▶ _Task_
Below are records to repeat exactly. Omit the pictures from the copy.

** start of Record extracts **

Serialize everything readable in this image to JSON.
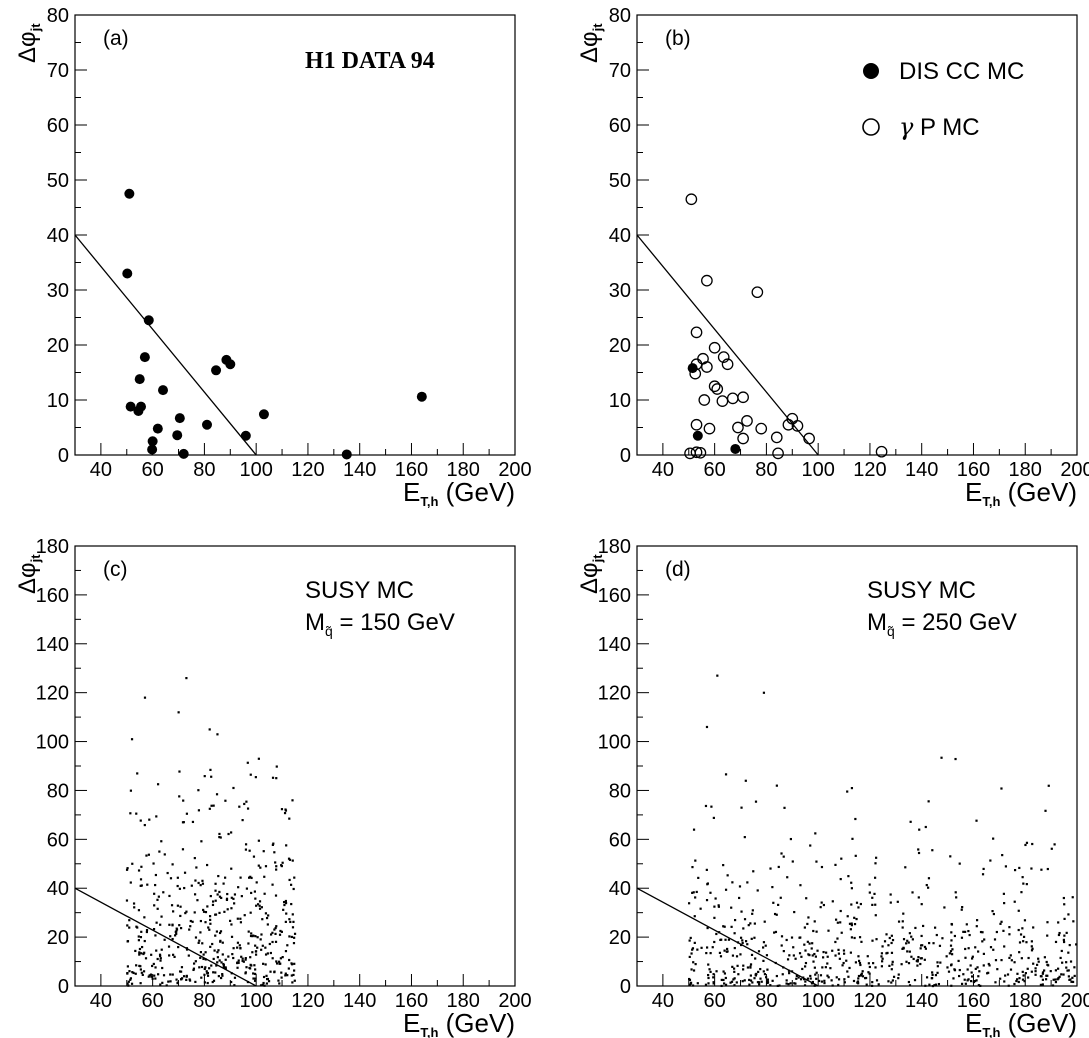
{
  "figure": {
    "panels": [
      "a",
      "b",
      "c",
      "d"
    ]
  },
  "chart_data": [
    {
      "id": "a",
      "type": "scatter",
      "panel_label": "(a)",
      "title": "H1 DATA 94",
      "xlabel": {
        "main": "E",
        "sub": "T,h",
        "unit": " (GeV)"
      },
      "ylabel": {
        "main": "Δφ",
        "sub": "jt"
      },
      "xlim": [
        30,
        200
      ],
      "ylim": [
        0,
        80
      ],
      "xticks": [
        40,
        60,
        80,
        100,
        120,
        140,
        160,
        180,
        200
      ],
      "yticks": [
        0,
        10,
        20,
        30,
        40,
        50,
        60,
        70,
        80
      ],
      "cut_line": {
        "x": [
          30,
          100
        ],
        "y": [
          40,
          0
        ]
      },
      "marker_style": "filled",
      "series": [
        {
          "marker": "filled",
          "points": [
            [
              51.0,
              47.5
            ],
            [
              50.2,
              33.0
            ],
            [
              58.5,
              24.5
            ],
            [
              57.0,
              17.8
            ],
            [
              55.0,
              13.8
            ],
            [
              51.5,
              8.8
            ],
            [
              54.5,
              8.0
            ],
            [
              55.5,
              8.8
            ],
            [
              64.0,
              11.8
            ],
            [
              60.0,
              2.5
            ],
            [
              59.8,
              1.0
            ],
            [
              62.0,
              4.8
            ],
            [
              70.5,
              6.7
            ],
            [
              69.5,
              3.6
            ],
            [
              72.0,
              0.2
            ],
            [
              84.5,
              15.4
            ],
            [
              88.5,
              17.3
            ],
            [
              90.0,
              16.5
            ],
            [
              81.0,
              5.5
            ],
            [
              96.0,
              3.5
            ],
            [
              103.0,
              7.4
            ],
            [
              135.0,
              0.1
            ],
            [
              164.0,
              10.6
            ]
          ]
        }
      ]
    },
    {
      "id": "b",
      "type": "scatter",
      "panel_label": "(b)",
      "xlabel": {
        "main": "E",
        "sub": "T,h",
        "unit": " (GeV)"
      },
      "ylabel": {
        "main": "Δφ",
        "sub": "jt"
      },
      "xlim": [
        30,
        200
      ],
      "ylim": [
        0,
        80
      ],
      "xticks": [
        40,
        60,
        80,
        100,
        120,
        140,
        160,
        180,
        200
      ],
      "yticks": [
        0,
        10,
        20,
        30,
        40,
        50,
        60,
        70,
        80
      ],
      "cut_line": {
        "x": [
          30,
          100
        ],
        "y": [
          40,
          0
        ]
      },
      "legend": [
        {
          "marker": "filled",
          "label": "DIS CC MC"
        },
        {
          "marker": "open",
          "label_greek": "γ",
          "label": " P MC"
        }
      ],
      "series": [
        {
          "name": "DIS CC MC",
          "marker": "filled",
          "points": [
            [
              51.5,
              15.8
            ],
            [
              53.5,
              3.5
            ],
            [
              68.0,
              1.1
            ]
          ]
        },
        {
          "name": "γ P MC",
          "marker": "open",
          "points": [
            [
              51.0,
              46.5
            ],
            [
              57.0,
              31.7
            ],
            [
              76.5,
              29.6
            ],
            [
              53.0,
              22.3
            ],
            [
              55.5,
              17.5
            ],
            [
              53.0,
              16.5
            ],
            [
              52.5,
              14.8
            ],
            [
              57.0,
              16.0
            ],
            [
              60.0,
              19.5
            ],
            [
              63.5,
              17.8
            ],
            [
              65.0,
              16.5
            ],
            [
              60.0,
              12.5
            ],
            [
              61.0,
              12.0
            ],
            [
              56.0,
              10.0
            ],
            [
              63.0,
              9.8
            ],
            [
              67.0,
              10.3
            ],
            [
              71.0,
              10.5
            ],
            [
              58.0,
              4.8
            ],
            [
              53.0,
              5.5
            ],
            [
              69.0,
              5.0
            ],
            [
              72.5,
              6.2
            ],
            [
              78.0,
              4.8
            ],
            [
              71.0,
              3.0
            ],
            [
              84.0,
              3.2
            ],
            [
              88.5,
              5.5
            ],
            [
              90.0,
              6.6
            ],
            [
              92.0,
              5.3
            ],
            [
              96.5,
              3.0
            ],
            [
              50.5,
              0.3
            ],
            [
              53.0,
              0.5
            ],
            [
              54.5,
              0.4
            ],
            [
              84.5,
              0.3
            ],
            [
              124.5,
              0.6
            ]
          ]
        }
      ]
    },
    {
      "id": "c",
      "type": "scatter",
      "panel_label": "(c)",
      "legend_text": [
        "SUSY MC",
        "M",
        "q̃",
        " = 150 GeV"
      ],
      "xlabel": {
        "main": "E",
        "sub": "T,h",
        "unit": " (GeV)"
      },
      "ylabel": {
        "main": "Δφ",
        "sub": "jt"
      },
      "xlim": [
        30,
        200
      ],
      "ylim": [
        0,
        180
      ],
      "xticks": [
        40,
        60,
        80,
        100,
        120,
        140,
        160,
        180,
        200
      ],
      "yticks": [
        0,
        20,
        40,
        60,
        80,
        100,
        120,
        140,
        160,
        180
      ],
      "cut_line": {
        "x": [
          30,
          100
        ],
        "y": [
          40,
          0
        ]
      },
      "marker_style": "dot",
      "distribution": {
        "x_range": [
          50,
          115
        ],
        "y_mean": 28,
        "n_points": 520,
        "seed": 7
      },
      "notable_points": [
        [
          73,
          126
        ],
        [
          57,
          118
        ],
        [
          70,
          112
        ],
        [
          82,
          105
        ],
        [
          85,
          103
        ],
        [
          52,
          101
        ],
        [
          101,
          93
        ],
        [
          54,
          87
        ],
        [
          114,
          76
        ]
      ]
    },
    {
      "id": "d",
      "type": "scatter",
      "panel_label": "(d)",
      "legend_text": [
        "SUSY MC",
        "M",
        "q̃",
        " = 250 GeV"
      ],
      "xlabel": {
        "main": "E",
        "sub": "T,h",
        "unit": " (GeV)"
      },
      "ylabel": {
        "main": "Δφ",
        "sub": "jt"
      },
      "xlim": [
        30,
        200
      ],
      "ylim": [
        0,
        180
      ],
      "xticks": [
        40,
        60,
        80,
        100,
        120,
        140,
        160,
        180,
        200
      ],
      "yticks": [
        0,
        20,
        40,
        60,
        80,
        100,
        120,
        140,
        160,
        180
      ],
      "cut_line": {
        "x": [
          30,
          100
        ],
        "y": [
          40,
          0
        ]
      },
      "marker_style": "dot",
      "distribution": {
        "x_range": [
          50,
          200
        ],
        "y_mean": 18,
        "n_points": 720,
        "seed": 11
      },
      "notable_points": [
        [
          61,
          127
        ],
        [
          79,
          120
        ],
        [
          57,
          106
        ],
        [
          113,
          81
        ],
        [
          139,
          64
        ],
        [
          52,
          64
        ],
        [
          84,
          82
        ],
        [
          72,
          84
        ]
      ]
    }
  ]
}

** end of Record extracts **

▶ _The completed task_
Serialize everything readable in this image to JSON.
{
  "figure": {
    "panels": [
      "a",
      "b",
      "c",
      "d"
    ]
  },
  "chart_data": [
    {
      "id": "a",
      "type": "scatter",
      "panel_label": "(a)",
      "title": "H1 DATA 94",
      "xlabel": {
        "main": "E",
        "sub": "T,h",
        "unit": " (GeV)"
      },
      "ylabel": {
        "main": "Δφ",
        "sub": "jt"
      },
      "xlim": [
        30,
        200
      ],
      "ylim": [
        0,
        80
      ],
      "xticks": [
        40,
        60,
        80,
        100,
        120,
        140,
        160,
        180,
        200
      ],
      "yticks": [
        0,
        10,
        20,
        30,
        40,
        50,
        60,
        70,
        80
      ],
      "cut_line": {
        "x": [
          30,
          100
        ],
        "y": [
          40,
          0
        ]
      },
      "marker_style": "filled",
      "series": [
        {
          "marker": "filled",
          "points": [
            [
              51.0,
              47.5
            ],
            [
              50.2,
              33.0
            ],
            [
              58.5,
              24.5
            ],
            [
              57.0,
              17.8
            ],
            [
              55.0,
              13.8
            ],
            [
              51.5,
              8.8
            ],
            [
              54.5,
              8.0
            ],
            [
              55.5,
              8.8
            ],
            [
              64.0,
              11.8
            ],
            [
              60.0,
              2.5
            ],
            [
              59.8,
              1.0
            ],
            [
              62.0,
              4.8
            ],
            [
              70.5,
              6.7
            ],
            [
              69.5,
              3.6
            ],
            [
              72.0,
              0.2
            ],
            [
              84.5,
              15.4
            ],
            [
              88.5,
              17.3
            ],
            [
              90.0,
              16.5
            ],
            [
              81.0,
              5.5
            ],
            [
              96.0,
              3.5
            ],
            [
              103.0,
              7.4
            ],
            [
              135.0,
              0.1
            ],
            [
              164.0,
              10.6
            ]
          ]
        }
      ]
    },
    {
      "id": "b",
      "type": "scatter",
      "panel_label": "(b)",
      "xlabel": {
        "main": "E",
        "sub": "T,h",
        "unit": " (GeV)"
      },
      "ylabel": {
        "main": "Δφ",
        "sub": "jt"
      },
      "xlim": [
        30,
        200
      ],
      "ylim": [
        0,
        80
      ],
      "xticks": [
        40,
        60,
        80,
        100,
        120,
        140,
        160,
        180,
        200
      ],
      "yticks": [
        0,
        10,
        20,
        30,
        40,
        50,
        60,
        70,
        80
      ],
      "cut_line": {
        "x": [
          30,
          100
        ],
        "y": [
          40,
          0
        ]
      },
      "legend": [
        {
          "marker": "filled",
          "label": "DIS CC MC"
        },
        {
          "marker": "open",
          "label_greek": "γ",
          "label": " P MC"
        }
      ],
      "series": [
        {
          "name": "DIS CC MC",
          "marker": "filled",
          "points": [
            [
              51.5,
              15.8
            ],
            [
              53.5,
              3.5
            ],
            [
              68.0,
              1.1
            ]
          ]
        },
        {
          "name": "γ P MC",
          "marker": "open",
          "points": [
            [
              51.0,
              46.5
            ],
            [
              57.0,
              31.7
            ],
            [
              76.5,
              29.6
            ],
            [
              53.0,
              22.3
            ],
            [
              55.5,
              17.5
            ],
            [
              53.0,
              16.5
            ],
            [
              52.5,
              14.8
            ],
            [
              57.0,
              16.0
            ],
            [
              60.0,
              19.5
            ],
            [
              63.5,
              17.8
            ],
            [
              65.0,
              16.5
            ],
            [
              60.0,
              12.5
            ],
            [
              61.0,
              12.0
            ],
            [
              56.0,
              10.0
            ],
            [
              63.0,
              9.8
            ],
            [
              67.0,
              10.3
            ],
            [
              71.0,
              10.5
            ],
            [
              58.0,
              4.8
            ],
            [
              53.0,
              5.5
            ],
            [
              69.0,
              5.0
            ],
            [
              72.5,
              6.2
            ],
            [
              78.0,
              4.8
            ],
            [
              71.0,
              3.0
            ],
            [
              84.0,
              3.2
            ],
            [
              88.5,
              5.5
            ],
            [
              90.0,
              6.6
            ],
            [
              92.0,
              5.3
            ],
            [
              96.5,
              3.0
            ],
            [
              50.5,
              0.3
            ],
            [
              53.0,
              0.5
            ],
            [
              54.5,
              0.4
            ],
            [
              84.5,
              0.3
            ],
            [
              124.5,
              0.6
            ]
          ]
        }
      ]
    },
    {
      "id": "c",
      "type": "scatter",
      "panel_label": "(c)",
      "legend_text": [
        "SUSY MC",
        "M",
        "q̃",
        " = 150 GeV"
      ],
      "xlabel": {
        "main": "E",
        "sub": "T,h",
        "unit": " (GeV)"
      },
      "ylabel": {
        "main": "Δφ",
        "sub": "jt"
      },
      "xlim": [
        30,
        200
      ],
      "ylim": [
        0,
        180
      ],
      "xticks": [
        40,
        60,
        80,
        100,
        120,
        140,
        160,
        180,
        200
      ],
      "yticks": [
        0,
        20,
        40,
        60,
        80,
        100,
        120,
        140,
        160,
        180
      ],
      "cut_line": {
        "x": [
          30,
          100
        ],
        "y": [
          40,
          0
        ]
      },
      "marker_style": "dot",
      "distribution": {
        "x_range": [
          50,
          115
        ],
        "y_mean": 28,
        "n_points": 520,
        "seed": 7
      },
      "notable_points": [
        [
          73,
          126
        ],
        [
          57,
          118
        ],
        [
          70,
          112
        ],
        [
          82,
          105
        ],
        [
          85,
          103
        ],
        [
          52,
          101
        ],
        [
          101,
          93
        ],
        [
          54,
          87
        ],
        [
          114,
          76
        ]
      ]
    },
    {
      "id": "d",
      "type": "scatter",
      "panel_label": "(d)",
      "legend_text": [
        "SUSY MC",
        "M",
        "q̃",
        " = 250 GeV"
      ],
      "xlabel": {
        "main": "E",
        "sub": "T,h",
        "unit": " (GeV)"
      },
      "ylabel": {
        "main": "Δφ",
        "sub": "jt"
      },
      "xlim": [
        30,
        200
      ],
      "ylim": [
        0,
        180
      ],
      "xticks": [
        40,
        60,
        80,
        100,
        120,
        140,
        160,
        180,
        200
      ],
      "yticks": [
        0,
        20,
        40,
        60,
        80,
        100,
        120,
        140,
        160,
        180
      ],
      "cut_line": {
        "x": [
          30,
          100
        ],
        "y": [
          40,
          0
        ]
      },
      "marker_style": "dot",
      "distribution": {
        "x_range": [
          50,
          200
        ],
        "y_mean": 18,
        "n_points": 720,
        "seed": 11
      },
      "notable_points": [
        [
          61,
          127
        ],
        [
          79,
          120
        ],
        [
          57,
          106
        ],
        [
          113,
          81
        ],
        [
          139,
          64
        ],
        [
          52,
          64
        ],
        [
          84,
          82
        ],
        [
          72,
          84
        ]
      ]
    }
  ]
}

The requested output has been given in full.